* WRITTEN EXERCISE
Work out how many lines contain "class". Reply with the count alone.

--------------------------------

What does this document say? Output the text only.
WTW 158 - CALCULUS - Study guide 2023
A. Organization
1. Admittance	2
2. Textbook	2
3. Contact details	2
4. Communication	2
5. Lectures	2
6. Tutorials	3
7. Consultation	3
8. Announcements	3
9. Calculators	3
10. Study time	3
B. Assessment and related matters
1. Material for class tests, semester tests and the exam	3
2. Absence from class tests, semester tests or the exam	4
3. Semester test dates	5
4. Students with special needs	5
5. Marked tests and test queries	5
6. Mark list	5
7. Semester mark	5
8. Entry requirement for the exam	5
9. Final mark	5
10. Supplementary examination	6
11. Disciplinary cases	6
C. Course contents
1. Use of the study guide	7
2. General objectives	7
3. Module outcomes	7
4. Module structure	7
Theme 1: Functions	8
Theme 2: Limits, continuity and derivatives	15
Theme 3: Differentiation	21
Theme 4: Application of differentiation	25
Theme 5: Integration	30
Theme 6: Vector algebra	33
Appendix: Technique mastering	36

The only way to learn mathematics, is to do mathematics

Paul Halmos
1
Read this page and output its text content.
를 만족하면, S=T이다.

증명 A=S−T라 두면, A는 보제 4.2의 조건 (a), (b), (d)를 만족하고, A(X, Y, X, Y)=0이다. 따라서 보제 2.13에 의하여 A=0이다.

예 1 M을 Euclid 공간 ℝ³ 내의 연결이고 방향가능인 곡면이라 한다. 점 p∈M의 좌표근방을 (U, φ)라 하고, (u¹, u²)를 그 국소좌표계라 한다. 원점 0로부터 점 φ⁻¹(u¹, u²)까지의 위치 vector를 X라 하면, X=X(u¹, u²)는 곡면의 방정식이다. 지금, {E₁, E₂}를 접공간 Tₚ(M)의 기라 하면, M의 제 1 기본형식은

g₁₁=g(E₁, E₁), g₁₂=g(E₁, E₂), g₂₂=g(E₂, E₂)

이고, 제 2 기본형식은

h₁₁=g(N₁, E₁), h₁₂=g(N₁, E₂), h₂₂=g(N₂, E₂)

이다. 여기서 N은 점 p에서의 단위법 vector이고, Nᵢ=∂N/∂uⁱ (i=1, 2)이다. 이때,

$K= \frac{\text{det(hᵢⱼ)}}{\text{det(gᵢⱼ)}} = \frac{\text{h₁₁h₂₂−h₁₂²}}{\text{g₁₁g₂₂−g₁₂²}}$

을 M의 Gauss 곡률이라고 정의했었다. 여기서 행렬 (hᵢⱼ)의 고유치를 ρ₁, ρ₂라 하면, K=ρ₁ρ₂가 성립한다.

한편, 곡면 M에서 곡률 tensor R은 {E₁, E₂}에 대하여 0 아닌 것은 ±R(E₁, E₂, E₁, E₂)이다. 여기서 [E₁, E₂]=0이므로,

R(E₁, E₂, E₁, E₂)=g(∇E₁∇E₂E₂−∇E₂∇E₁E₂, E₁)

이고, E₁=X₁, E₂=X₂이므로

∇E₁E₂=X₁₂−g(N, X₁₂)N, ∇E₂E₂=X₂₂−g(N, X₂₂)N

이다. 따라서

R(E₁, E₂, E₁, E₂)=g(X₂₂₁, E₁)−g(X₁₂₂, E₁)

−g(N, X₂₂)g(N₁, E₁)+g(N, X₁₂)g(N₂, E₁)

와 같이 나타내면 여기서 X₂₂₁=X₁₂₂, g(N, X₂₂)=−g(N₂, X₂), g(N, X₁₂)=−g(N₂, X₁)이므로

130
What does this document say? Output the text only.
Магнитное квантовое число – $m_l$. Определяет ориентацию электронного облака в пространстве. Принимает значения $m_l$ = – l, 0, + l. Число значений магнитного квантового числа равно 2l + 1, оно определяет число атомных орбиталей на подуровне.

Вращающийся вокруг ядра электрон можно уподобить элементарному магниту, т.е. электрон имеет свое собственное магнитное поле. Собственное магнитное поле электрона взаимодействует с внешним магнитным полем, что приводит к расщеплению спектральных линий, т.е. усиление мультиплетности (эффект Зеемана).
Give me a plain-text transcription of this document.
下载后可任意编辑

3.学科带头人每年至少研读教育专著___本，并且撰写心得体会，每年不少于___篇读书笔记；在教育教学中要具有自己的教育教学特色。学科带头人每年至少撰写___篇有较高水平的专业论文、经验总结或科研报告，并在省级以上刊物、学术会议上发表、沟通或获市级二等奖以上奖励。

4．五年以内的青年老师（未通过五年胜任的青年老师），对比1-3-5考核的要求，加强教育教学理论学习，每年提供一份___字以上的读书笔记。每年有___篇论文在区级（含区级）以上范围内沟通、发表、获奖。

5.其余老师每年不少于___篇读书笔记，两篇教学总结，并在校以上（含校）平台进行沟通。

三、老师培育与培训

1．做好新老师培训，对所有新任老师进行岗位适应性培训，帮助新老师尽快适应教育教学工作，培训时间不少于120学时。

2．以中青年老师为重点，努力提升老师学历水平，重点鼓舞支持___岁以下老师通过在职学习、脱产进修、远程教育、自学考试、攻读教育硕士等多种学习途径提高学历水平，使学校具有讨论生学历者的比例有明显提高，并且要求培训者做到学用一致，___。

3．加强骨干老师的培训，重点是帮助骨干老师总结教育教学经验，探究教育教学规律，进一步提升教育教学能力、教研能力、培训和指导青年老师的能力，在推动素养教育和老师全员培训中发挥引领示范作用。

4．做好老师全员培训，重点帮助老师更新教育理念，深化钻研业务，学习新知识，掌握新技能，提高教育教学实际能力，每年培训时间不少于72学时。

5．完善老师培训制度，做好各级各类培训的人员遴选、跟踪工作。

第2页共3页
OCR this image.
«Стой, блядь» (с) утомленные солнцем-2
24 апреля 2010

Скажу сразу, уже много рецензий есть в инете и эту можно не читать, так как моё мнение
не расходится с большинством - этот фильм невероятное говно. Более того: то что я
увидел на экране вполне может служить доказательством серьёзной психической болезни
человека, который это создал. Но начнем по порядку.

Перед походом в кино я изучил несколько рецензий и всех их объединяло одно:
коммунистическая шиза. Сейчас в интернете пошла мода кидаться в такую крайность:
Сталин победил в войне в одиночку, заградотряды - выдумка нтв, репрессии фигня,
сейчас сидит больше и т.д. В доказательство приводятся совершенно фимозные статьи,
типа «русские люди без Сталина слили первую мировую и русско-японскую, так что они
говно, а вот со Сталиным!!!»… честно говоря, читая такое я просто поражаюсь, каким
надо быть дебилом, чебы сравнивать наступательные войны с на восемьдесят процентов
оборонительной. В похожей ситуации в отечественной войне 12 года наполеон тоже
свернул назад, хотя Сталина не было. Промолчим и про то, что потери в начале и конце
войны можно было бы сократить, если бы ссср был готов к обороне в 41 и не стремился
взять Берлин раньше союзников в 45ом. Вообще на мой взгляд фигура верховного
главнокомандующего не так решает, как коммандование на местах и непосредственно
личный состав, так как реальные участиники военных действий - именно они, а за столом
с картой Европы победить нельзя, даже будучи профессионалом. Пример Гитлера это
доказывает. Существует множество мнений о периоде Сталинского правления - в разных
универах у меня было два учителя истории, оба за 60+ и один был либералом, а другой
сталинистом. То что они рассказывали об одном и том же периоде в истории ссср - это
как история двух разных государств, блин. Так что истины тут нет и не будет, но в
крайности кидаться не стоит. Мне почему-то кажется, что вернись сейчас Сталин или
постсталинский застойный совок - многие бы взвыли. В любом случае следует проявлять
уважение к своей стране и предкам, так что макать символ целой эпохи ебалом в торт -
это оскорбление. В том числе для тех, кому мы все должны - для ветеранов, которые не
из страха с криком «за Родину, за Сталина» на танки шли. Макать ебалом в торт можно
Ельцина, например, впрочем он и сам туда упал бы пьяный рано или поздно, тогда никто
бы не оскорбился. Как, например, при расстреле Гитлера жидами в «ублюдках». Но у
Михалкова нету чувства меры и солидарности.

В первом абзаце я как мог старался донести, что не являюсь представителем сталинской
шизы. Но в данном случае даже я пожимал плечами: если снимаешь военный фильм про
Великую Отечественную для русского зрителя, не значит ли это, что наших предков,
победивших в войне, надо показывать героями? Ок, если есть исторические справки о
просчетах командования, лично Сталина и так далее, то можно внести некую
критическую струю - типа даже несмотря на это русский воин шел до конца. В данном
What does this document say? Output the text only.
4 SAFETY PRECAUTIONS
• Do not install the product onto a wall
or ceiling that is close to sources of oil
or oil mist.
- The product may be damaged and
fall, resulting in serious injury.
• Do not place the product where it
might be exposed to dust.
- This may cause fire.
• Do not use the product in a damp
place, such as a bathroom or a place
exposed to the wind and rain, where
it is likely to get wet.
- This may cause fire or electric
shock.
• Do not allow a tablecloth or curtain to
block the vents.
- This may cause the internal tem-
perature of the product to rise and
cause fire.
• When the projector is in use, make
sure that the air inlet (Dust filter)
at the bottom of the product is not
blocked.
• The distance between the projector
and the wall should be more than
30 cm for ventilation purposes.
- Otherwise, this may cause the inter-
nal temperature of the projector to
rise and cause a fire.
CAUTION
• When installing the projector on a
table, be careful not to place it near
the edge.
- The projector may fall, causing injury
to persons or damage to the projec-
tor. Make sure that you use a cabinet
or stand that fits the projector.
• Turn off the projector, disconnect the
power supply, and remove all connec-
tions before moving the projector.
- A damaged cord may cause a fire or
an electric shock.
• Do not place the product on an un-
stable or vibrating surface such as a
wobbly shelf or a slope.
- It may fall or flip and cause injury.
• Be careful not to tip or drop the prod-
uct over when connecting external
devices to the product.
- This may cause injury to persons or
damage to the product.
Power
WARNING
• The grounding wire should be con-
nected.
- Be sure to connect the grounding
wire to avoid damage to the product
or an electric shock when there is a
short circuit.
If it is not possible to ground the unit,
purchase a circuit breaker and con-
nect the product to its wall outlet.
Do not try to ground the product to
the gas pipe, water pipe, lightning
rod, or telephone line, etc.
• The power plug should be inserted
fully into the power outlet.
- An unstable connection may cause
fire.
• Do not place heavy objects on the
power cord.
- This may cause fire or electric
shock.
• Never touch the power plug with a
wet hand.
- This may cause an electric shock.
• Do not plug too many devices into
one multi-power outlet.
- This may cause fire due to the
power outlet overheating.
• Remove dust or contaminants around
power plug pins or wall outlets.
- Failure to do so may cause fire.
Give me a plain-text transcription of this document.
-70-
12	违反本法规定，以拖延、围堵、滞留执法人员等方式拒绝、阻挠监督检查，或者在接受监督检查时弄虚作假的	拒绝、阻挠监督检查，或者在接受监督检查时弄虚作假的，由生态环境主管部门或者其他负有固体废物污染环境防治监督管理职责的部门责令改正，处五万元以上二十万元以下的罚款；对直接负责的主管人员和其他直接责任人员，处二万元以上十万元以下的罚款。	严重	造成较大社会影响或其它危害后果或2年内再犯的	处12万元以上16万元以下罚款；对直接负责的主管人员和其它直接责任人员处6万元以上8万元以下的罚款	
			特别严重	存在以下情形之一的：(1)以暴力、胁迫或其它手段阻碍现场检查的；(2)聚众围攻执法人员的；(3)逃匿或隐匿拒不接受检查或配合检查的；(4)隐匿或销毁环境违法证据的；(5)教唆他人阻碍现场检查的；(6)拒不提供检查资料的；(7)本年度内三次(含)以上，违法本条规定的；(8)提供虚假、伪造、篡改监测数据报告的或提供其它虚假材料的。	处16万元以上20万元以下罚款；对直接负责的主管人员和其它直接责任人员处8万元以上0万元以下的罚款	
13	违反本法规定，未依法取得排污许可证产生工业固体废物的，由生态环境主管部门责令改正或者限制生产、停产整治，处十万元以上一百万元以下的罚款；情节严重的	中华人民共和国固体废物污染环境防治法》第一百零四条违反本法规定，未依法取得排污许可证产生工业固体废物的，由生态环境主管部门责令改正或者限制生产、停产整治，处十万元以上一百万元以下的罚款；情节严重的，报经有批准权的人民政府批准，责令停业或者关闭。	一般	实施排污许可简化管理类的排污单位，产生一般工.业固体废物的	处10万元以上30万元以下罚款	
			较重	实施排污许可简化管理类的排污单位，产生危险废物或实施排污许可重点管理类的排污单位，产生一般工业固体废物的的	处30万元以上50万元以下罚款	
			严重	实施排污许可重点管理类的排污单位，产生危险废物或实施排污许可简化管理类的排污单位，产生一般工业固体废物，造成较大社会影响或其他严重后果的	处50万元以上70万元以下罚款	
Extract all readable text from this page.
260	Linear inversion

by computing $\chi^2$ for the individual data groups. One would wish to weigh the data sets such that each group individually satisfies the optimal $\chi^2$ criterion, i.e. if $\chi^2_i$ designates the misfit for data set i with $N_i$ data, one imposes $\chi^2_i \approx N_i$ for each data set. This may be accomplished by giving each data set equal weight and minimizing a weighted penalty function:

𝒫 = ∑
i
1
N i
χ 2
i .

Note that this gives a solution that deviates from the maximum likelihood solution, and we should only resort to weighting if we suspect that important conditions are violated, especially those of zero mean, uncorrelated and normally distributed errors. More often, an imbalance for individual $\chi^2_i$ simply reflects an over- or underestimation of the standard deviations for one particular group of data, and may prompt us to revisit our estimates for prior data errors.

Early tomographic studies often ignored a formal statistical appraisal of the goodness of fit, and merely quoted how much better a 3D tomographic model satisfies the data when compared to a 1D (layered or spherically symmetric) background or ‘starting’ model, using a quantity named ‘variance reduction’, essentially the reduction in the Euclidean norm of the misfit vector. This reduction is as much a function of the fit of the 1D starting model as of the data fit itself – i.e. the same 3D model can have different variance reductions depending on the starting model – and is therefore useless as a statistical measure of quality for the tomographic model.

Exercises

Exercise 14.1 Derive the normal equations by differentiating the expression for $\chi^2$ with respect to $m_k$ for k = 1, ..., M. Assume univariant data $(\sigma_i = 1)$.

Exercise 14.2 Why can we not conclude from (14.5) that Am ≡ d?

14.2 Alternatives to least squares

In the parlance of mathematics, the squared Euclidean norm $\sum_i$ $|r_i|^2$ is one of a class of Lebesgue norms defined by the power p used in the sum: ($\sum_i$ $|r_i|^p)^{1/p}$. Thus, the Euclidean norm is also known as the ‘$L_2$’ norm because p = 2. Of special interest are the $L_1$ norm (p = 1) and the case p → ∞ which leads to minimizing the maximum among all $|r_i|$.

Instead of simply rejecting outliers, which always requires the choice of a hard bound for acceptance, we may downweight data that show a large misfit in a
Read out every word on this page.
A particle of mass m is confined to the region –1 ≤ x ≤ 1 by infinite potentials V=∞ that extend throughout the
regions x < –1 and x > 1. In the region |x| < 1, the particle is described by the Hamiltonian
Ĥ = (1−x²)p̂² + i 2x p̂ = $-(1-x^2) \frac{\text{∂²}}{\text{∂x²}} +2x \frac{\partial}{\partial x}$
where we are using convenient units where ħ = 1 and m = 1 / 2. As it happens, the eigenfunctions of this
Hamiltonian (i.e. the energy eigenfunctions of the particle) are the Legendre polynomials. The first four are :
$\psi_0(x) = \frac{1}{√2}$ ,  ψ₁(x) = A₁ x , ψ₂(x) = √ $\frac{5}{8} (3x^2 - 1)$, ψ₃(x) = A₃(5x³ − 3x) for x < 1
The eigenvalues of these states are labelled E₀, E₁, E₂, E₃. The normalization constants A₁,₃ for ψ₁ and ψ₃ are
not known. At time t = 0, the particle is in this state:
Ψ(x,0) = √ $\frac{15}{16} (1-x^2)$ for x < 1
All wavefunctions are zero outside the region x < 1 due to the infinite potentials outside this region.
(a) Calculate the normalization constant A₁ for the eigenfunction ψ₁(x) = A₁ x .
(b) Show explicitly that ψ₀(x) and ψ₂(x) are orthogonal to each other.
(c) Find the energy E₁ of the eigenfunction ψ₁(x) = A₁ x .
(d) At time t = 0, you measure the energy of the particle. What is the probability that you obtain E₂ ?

--------------------------------

* TASK RESULT
3